* _Data in this exercise_:
□ □ □ □
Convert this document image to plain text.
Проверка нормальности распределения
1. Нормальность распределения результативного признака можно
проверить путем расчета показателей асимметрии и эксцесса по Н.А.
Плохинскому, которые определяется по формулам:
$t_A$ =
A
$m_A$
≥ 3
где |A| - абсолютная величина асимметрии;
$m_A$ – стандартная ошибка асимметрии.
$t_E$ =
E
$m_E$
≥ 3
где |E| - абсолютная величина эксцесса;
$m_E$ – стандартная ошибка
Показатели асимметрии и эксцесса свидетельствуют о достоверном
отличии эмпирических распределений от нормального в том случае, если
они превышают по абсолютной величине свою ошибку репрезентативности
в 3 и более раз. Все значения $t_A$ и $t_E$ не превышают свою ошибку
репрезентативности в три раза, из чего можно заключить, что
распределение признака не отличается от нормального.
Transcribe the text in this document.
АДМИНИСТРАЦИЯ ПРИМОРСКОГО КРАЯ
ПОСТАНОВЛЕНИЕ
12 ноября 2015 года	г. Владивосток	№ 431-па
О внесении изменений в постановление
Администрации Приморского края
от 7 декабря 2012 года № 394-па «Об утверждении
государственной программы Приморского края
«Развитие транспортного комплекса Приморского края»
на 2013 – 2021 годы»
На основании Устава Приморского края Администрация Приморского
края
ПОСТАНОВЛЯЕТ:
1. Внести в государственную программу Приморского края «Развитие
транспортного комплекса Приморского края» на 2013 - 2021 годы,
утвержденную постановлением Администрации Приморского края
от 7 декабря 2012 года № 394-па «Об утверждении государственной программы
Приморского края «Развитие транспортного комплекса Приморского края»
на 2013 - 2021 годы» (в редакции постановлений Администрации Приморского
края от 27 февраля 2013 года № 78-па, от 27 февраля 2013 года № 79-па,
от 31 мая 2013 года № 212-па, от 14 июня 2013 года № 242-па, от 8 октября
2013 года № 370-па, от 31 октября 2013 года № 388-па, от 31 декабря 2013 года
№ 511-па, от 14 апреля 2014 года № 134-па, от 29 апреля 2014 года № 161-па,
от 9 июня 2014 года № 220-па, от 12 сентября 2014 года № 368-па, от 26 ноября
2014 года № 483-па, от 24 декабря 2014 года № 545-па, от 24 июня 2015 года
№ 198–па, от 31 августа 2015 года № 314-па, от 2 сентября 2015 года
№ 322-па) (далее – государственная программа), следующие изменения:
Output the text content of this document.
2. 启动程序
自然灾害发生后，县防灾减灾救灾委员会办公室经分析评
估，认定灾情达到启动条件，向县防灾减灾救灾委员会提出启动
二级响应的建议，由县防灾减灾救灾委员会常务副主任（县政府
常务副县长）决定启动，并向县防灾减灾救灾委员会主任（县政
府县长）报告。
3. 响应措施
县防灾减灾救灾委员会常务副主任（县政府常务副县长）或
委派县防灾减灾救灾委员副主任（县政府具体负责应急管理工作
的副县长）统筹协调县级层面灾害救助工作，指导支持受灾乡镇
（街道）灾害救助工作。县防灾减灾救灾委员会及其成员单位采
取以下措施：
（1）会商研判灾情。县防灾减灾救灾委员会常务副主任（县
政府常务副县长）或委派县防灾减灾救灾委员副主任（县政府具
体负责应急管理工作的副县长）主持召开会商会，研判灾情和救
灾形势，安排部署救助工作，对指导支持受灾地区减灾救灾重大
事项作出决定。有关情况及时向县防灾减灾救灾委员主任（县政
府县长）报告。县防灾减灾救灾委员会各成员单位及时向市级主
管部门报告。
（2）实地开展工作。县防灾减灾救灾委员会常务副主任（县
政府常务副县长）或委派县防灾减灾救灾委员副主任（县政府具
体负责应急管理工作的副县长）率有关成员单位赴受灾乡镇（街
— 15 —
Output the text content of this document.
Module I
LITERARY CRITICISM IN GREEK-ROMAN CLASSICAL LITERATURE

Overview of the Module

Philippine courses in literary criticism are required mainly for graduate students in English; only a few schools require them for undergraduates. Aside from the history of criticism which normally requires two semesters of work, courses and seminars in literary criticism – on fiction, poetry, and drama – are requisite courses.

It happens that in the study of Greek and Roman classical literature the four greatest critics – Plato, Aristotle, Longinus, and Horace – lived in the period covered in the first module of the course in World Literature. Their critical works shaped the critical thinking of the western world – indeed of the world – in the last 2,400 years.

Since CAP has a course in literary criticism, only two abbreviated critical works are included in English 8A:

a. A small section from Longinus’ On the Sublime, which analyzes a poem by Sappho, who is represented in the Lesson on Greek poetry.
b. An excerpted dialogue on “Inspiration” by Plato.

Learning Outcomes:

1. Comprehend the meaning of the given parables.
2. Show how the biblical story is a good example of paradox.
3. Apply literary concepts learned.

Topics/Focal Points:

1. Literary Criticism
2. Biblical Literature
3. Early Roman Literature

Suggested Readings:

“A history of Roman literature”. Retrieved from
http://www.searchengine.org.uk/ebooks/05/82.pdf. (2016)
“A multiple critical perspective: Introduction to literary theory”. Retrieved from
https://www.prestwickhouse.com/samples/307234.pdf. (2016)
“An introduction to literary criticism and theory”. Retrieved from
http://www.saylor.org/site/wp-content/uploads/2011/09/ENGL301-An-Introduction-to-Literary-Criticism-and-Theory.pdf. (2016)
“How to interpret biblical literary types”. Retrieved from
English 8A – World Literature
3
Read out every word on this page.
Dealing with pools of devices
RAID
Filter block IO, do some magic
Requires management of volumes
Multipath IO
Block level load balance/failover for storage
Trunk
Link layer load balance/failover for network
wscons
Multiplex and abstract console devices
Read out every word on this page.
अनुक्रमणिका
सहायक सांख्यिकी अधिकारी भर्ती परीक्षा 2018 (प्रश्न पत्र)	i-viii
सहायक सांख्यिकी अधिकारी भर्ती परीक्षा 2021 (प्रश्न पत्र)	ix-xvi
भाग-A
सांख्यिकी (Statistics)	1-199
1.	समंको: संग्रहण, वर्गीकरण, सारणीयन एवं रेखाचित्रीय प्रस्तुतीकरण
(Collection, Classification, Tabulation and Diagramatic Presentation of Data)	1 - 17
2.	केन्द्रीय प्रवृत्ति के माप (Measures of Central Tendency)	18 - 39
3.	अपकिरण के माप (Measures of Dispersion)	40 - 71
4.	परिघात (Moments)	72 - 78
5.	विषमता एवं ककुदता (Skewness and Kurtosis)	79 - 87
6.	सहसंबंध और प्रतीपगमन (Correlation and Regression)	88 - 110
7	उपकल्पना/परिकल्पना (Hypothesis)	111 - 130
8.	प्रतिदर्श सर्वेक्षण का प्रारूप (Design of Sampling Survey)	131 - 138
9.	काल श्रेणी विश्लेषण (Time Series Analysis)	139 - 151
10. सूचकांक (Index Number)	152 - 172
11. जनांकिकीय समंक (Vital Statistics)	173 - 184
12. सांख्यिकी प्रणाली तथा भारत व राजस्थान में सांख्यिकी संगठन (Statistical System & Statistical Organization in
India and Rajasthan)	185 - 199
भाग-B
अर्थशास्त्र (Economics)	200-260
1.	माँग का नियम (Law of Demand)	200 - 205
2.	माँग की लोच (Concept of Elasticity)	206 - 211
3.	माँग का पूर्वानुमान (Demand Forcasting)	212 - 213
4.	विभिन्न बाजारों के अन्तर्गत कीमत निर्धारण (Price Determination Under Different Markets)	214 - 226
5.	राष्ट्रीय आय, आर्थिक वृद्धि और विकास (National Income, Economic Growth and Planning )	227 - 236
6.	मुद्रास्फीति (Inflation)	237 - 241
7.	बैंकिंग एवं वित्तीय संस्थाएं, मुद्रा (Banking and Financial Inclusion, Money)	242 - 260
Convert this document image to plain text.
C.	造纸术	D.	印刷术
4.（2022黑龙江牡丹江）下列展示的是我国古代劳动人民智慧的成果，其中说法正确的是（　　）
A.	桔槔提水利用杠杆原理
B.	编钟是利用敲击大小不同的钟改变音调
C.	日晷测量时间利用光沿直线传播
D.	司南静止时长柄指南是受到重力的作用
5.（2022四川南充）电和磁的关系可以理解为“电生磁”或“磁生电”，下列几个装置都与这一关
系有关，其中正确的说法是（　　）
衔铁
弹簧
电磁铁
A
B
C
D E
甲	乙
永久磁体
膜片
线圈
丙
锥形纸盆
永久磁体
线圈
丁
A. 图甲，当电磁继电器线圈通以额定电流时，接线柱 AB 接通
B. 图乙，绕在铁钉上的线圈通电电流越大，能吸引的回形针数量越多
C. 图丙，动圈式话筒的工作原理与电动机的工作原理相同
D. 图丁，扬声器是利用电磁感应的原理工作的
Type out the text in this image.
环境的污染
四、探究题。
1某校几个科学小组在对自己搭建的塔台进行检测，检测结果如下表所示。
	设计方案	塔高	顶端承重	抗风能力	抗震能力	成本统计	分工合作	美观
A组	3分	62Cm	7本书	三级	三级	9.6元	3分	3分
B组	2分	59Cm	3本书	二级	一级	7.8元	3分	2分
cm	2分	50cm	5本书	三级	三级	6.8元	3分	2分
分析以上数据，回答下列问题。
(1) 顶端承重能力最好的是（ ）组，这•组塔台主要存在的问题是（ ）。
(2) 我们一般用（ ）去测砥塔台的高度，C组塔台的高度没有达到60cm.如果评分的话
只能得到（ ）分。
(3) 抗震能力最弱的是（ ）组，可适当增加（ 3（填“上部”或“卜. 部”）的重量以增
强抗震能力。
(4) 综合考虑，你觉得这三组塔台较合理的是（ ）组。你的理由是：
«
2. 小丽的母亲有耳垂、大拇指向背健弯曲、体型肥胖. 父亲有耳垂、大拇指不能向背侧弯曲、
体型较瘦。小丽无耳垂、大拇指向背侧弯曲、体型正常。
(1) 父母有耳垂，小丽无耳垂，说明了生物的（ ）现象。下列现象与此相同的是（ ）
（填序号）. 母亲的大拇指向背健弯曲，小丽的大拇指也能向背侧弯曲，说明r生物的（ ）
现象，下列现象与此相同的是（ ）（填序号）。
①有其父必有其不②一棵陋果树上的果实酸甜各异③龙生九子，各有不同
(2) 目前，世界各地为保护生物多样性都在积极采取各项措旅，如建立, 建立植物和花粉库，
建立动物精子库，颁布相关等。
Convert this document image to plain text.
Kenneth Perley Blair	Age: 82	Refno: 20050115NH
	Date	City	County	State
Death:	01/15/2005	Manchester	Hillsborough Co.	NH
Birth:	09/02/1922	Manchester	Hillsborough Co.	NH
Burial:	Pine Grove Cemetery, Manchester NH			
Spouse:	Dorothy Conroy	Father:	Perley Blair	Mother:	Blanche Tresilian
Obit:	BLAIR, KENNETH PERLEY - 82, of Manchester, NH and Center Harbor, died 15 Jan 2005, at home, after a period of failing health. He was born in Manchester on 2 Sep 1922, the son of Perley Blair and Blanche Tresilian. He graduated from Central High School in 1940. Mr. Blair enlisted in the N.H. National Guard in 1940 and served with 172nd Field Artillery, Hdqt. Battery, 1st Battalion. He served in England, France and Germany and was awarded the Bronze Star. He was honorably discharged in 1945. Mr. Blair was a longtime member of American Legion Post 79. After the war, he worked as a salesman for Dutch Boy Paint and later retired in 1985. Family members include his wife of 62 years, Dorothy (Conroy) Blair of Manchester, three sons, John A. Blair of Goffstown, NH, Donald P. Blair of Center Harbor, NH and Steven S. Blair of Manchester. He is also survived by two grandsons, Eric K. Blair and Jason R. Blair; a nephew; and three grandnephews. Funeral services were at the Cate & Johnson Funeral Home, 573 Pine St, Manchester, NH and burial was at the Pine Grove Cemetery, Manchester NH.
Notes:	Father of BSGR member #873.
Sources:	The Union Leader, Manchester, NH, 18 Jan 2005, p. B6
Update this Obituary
□ □ □ □
* _Set problem_: Copy every line of the listing that includes the string "абсолютная".

* _Solution below_:
где |A| - абсолютная величина асимметрии;
где |E| - абсолютная величина эксцесса;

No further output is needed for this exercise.